Stored data entries
========================

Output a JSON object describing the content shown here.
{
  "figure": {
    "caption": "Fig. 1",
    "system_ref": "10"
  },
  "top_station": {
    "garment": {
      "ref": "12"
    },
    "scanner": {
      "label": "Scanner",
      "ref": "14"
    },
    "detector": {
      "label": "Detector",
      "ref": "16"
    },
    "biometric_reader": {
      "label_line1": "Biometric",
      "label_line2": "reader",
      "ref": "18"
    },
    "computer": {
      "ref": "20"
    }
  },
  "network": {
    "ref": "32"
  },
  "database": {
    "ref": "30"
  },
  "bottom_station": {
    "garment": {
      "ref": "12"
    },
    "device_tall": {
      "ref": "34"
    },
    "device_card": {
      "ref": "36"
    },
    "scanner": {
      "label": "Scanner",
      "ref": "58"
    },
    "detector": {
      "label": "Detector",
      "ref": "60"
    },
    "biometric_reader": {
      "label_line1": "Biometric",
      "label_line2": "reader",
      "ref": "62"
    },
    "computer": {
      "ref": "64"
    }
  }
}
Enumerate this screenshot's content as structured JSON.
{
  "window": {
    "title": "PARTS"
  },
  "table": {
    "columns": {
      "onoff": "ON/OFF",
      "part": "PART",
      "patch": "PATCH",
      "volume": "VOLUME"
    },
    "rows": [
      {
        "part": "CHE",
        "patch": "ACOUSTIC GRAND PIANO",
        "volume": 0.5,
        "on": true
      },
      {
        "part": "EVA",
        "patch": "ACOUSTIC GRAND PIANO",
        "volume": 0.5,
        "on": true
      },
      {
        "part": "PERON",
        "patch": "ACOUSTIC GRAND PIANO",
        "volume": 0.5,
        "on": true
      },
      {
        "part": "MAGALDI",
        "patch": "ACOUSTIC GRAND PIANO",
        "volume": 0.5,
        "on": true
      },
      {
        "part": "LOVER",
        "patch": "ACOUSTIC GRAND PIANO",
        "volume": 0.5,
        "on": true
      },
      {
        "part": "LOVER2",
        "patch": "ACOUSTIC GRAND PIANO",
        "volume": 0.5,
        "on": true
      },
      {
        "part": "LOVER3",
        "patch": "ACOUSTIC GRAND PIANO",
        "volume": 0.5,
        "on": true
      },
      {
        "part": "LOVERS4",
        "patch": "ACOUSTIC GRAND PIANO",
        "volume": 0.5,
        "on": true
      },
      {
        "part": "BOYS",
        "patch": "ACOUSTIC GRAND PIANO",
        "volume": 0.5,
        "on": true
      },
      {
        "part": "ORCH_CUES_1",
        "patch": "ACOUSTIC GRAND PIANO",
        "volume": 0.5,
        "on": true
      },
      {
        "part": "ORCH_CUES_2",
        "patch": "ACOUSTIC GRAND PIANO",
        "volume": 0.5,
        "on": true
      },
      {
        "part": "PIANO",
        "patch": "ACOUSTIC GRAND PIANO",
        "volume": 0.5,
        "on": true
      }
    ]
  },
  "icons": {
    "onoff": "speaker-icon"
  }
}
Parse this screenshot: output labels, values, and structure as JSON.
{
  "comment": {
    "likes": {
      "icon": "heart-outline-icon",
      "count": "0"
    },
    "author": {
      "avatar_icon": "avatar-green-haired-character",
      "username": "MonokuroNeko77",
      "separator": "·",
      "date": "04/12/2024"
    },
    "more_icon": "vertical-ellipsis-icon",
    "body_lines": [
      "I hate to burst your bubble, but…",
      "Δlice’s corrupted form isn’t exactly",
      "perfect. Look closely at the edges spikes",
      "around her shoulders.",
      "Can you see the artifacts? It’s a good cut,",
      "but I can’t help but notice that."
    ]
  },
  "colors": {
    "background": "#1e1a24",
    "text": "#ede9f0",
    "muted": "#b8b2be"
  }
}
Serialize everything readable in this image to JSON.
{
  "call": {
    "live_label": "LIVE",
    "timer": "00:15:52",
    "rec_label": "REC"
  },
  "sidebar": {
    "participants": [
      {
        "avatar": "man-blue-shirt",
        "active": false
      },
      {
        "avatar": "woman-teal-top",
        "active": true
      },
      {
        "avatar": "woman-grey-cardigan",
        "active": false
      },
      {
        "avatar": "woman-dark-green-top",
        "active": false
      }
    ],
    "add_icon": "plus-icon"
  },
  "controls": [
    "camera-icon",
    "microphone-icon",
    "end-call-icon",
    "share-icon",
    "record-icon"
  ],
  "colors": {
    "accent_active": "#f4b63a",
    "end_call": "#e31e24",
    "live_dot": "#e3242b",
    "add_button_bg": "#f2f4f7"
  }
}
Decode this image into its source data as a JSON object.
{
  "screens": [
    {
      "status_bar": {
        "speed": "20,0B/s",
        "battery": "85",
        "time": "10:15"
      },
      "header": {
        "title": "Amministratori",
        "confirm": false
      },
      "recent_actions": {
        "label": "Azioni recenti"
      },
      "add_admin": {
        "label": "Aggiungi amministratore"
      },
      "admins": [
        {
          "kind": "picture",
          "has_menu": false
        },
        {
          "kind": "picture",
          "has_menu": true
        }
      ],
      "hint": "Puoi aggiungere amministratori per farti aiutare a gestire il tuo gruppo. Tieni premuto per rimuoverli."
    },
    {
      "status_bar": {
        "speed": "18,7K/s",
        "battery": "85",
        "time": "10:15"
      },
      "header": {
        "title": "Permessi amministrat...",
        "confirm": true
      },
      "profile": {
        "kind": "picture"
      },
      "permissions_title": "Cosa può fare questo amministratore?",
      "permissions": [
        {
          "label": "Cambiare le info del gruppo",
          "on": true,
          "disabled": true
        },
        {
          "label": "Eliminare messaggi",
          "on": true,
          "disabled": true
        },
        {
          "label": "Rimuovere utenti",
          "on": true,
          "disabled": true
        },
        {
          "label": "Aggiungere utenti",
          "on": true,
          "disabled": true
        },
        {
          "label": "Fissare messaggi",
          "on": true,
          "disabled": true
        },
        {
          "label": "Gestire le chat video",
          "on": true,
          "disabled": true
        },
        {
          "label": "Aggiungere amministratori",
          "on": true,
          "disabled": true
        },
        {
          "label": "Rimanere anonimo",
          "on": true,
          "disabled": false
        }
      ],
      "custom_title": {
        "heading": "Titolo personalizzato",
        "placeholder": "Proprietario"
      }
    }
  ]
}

========================

- TASK OBJECTIVE
Exactly reproduce all of the entries above.

- IN RESPONSE
Output a JSON object describing the content shown here.
{
  "figure": {
    "caption": "Fig. 1",
    "system_ref": "10"
  },
  "top_station": {
    "garment": {
      "ref": "12"
    },
    "scanner": {
      "label": "Scanner",
      "ref": "14"
    },
    "detector": {
      "label": "Detector",
      "ref": "16"
    },
    "biometric_reader": {
      "label_line1": "Biometric",
      "label_line2": "reader",
      "ref": "18"
    },
    "computer": {
      "ref": "20"
    }
  },
  "network": {
    "ref": "32"
  },
  "database": {
    "ref": "30"
  },
  "bottom_station": {
    "garment": {
      "ref": "12"
    },
    "device_tall": {
      "ref": "34"
    },
    "device_card": {
      "ref": "36"
    },
    "scanner": {
      "label": "Scanner",
      "ref": "58"
    },
    "detector": {
      "label": "Detector",
      "ref": "60"
    },
    "biometric_reader": {
      "label_line1": "Biometric",
      "label_line2": "reader",
      "ref": "62"
    },
    "computer": {
      "ref": "64"
    }
  }
}
Enumerate this screenshot's content as structured JSON.
{
  "window": {
    "title": "PARTS"
  },
  "table": {
    "columns": {
      "onoff": "ON/OFF",
      "part": "PART",
      "patch": "PATCH",
      "volume": "VOLUME"
    },
    "rows": [
      {
        "part": "CHE",
        "patch": "ACOUSTIC GRAND PIANO",
        "volume": 0.5,
        "on": true
      },
      {
        "part": "EVA",
        "patch": "ACOUSTIC GRAND PIANO",
        "volume": 0.5,
        "on": true
      },
      {
        "part": "PERON",
        "patch": "ACOUSTIC GRAND PIANO",
        "volume": 0.5,
        "on": true
      },
      {
        "part": "MAGALDI",
        "patch": "ACOUSTIC GRAND PIANO",
        "volume": 0.5,
        "on": true
      },
      {
        "part": "LOVER",
        "patch": "ACOUSTIC GRAND PIANO",
        "volume": 0.5,
        "on": true
      },
      {
        "part": "LOVER2",
        "patch": "ACOUSTIC GRAND PIANO",
        "volume": 0.5,
        "on": true
      },
      {
        "part": "LOVER3",
        "patch": "ACOUSTIC GRAND PIANO",
        "volume": 0.5,
        "on": true
      },
      {
        "part": "LOVERS4",
        "patch": "ACOUSTIC GRAND PIANO",
        "volume": 0.5,
        "on": true
      },
      {
        "part": "BOYS",
        "patch": "ACOUSTIC GRAND PIANO",
        "volume": 0.5,
        "on": true
      },
      {
        "part": "ORCH_CUES_1",
        "patch": "ACOUSTIC GRAND PIANO",
        "volume": 0.5,
        "on": true
      },
      {
        "part": "ORCH_CUES_2",
        "patch": "ACOUSTIC GRAND PIANO",
        "volume": 0.5,
        "on": true
      },
      {
        "part": "PIANO",
        "patch": "ACOUSTIC GRAND PIANO",
        "volume": 0.5,
        "on": true
      }
    ]
  },
  "icons": {
    "onoff": "speaker-icon"
  }
}
Parse this screenshot: output labels, values, and structure as JSON.
{
  "comment": {
    "likes": {
      "icon": "heart-outline-icon",
      "count": "0"
    },
    "author": {
      "avatar_icon": "avatar-green-haired-character",
      "username": "MonokuroNeko77",
      "separator": "·",
      "date": "04/12/2024"
    },
    "more_icon": "vertical-ellipsis-icon",
    "body_lines": [
      "I hate to burst your bubble, but…",
      "Δlice’s corrupted form isn’t exactly",
      "perfect. Look closely at the edges spikes",
      "around her shoulders.",
      "Can you see the artifacts? It’s a good cut,",
      "but I can’t help but notice that."
    ]
  },
  "colors": {
    "background": "#1e1a24",
    "text": "#ede9f0",
    "muted": "#b8b2be"
  }
}
Serialize everything readable in this image to JSON.
{
  "call": {
    "live_label": "LIVE",
    "timer": "00:15:52",
    "rec_label": "REC"
  },
  "sidebar": {
    "participants": [
      {
        "avatar": "man-blue-shirt",
        "active": false
      },
      {
        "avatar": "woman-teal-top",
        "active": true
      },
      {
        "avatar": "woman-grey-cardigan",
        "active": false
      },
      {
        "avatar": "woman-dark-green-top",
        "active": false
      }
    ],
    "add_icon": "plus-icon"
  },
  "controls": [
    "camera-icon",
    "microphone-icon",
    "end-call-icon",
    "share-icon",
    "record-icon"
  ],
  "colors": {
    "accent_active": "#f4b63a",
    "end_call": "#e31e24",
    "live_dot": "#e3242b",
    "add_button_bg": "#f2f4f7"
  }
}
Decode this image into its source data as a JSON object.
{
  "screens": [
    {
      "status_bar": {
        "speed": "20,0B/s",
        "battery": "85",
        "time": "10:15"
      },
      "header": {
        "title": "Amministratori",
        "confirm": false
      },
      "recent_actions": {
        "label": "Azioni recenti"
      },
      "add_admin": {
        "label": "Aggiungi amministratore"
      },
      "admins": [
        {
          "kind": "picture",
          "has_menu": false
        },
        {
          "kind": "picture",
          "has_menu": true
        }
      ],
      "hint": "Puoi aggiungere amministratori per farti aiutare a gestire il tuo gruppo. Tieni premuto per rimuoverli."
    },
    {
      "status_bar": {
        "speed": "18,7K/s",
        "battery": "85",
        "time": "10:15"
      },
      "header": {
        "title": "Permessi amministrat...",
        "confirm": true
      },
      "profile": {
        "kind": "picture"
      },
      "permissions_title": "Cosa può fare questo amministratore?",
      "permissions": [
        {
          "label": "Cambiare le info del gruppo",
          "on": true,
          "disabled": true
        },
        {
          "label": "Eliminare messaggi",
          "on": true,
          "disabled": true
        },
        {
          "label": "Rimuovere utenti",
          "on": true,
          "disabled": true
        },
        {
          "label": "Aggiungere utenti",
          "on": true,
          "disabled": true
        },
        {
          "label": "Fissare messaggi",
          "on": true,
          "disabled": true
        },
        {
          "label": "Gestire le chat video",
          "on": true,
          "disabled": true
        },
        {
          "label": "Aggiungere amministratori",
          "on": true,
          "disabled": true
        },
        {
          "label": "Rimanere anonimo",
          "on": true,
          "disabled": false
        }
      ],
      "custom_title": {
        "heading": "Titolo personalizzato",
        "placeholder": "Proprietario"
      }
    }
  ]
}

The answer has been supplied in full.